> Dataset entries
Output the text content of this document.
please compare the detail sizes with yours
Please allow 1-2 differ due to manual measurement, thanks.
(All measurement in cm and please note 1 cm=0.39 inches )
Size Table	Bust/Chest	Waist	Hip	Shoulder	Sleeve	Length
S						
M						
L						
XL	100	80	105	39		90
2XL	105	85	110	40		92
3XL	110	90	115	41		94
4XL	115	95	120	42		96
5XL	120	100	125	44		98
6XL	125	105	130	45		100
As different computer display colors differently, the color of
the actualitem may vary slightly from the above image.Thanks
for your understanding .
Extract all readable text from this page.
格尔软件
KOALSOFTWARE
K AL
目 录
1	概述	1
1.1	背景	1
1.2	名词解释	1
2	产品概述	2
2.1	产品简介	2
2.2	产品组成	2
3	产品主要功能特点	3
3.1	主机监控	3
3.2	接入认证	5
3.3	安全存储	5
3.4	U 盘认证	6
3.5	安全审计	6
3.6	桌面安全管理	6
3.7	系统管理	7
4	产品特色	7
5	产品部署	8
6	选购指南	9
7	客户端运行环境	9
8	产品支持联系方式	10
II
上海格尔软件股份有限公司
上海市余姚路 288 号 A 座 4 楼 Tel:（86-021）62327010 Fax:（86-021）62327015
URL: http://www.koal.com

> Problem requirements
Find the string "from" in the listing and return every line that holds it.

> Expected output
the actualitem may vary slightly from the above image.Thanks
Extract all readable text from this page.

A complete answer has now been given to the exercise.